How to complete this task: Reproduce each line of the entries that carries "data".

_ _ _ _

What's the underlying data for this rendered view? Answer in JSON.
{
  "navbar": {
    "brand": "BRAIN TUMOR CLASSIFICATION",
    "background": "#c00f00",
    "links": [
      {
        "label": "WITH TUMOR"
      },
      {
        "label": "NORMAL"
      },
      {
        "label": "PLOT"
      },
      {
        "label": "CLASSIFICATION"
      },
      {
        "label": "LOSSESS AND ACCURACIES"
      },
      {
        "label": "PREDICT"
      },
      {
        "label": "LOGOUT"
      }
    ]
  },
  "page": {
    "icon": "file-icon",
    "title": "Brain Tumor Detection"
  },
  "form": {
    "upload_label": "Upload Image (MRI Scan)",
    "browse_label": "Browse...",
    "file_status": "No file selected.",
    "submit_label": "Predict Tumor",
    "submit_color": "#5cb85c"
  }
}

_ _ _ _

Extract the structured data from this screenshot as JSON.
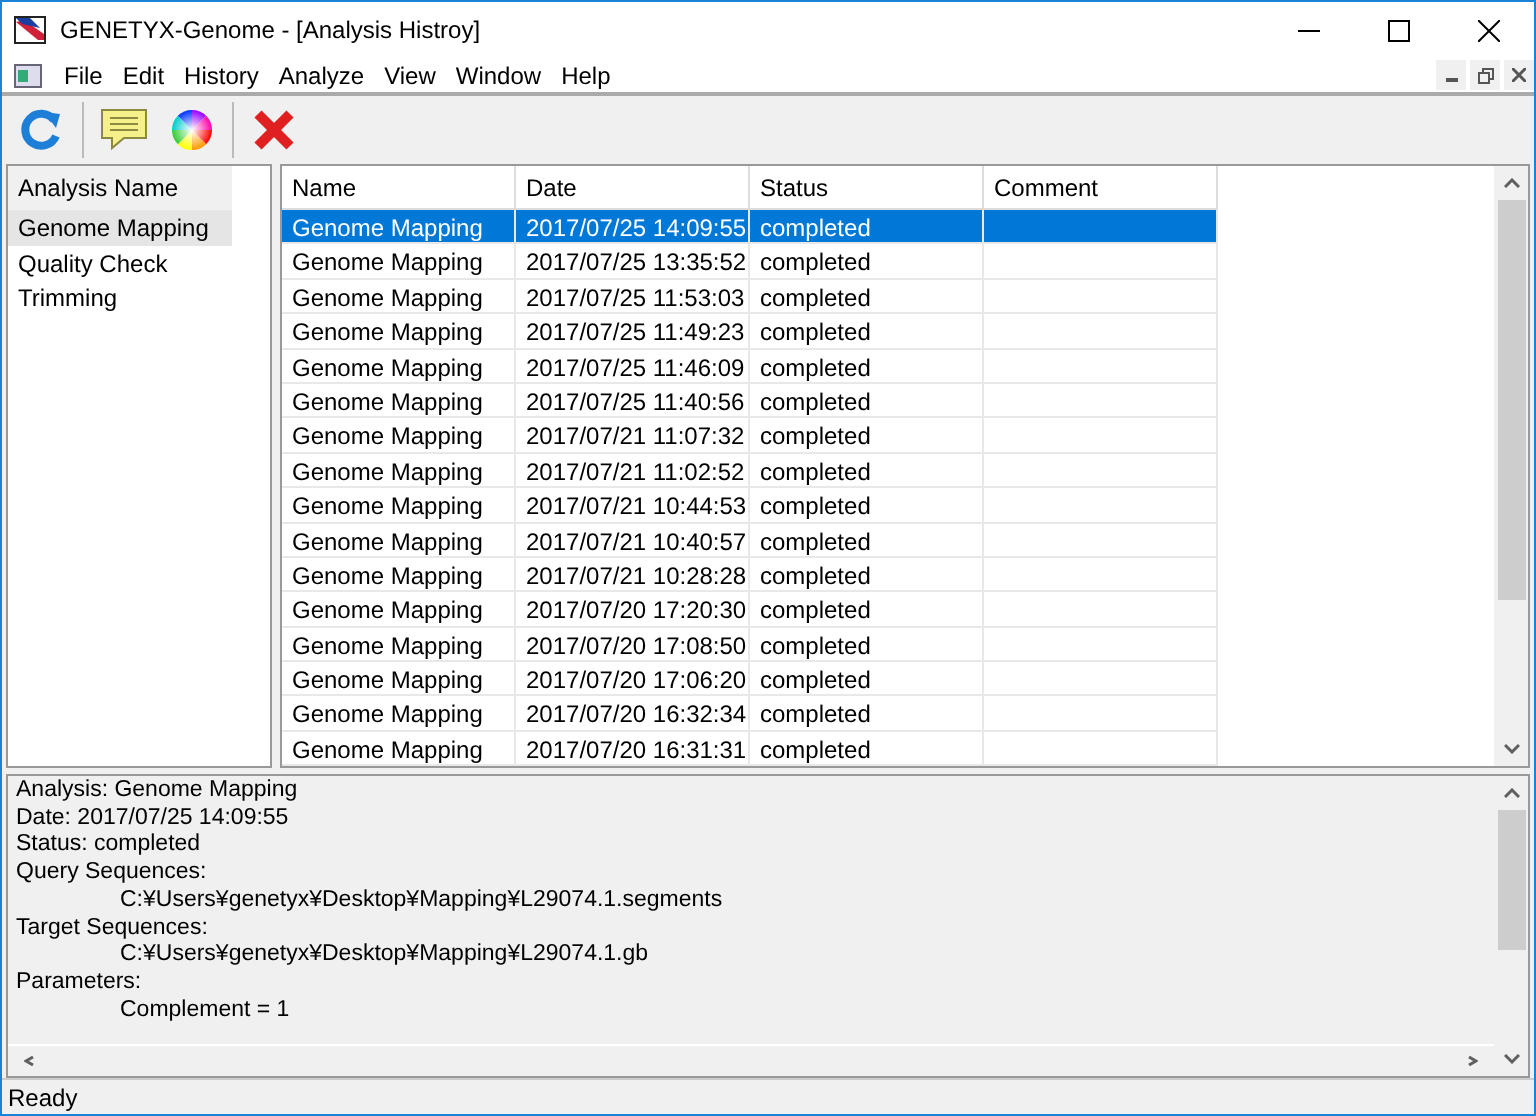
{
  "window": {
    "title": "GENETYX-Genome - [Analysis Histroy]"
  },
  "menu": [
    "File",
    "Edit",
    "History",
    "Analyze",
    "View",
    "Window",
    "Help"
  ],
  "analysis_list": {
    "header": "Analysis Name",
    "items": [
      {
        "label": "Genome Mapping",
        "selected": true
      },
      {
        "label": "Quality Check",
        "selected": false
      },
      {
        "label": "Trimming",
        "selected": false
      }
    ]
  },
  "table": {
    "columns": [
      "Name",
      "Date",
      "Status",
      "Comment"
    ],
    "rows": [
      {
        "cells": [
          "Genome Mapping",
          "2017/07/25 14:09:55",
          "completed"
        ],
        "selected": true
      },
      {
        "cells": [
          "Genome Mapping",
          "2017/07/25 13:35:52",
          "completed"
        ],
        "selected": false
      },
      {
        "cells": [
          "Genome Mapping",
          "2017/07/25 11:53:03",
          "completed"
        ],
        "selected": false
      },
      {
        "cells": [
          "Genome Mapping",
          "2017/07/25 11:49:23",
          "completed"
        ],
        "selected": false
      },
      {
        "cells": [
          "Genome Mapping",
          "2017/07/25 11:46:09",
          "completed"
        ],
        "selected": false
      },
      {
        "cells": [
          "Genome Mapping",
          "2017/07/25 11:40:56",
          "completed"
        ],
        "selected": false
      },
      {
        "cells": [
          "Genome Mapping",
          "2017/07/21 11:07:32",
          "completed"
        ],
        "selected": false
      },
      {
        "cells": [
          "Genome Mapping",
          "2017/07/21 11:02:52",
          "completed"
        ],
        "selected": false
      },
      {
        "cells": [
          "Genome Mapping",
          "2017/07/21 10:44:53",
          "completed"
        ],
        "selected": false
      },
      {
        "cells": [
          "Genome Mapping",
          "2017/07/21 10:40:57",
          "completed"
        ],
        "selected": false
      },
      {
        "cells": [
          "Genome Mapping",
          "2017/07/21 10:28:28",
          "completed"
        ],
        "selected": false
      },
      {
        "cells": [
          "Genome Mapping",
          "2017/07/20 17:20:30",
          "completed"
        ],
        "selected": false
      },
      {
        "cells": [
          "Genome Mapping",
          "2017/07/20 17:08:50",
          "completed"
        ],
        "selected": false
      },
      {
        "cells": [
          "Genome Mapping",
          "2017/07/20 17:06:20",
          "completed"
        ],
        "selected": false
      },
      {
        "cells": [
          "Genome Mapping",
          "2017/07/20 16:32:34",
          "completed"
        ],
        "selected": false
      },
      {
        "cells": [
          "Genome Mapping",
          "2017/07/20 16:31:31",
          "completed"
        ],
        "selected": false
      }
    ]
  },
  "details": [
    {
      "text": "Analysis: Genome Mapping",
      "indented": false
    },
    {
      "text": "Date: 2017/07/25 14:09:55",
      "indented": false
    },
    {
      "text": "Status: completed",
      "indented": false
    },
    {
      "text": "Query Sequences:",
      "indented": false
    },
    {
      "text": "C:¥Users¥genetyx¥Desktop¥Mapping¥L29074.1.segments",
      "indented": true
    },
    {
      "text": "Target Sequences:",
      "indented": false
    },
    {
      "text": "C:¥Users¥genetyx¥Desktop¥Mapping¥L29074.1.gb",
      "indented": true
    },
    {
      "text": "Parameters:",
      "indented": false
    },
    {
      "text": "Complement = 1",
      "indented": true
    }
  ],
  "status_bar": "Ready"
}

_ _ _ _

Response to this exercise:
What's the underlying data for this rendered view? Answer in JSON.
Extract the structured data from this screenshot as JSON.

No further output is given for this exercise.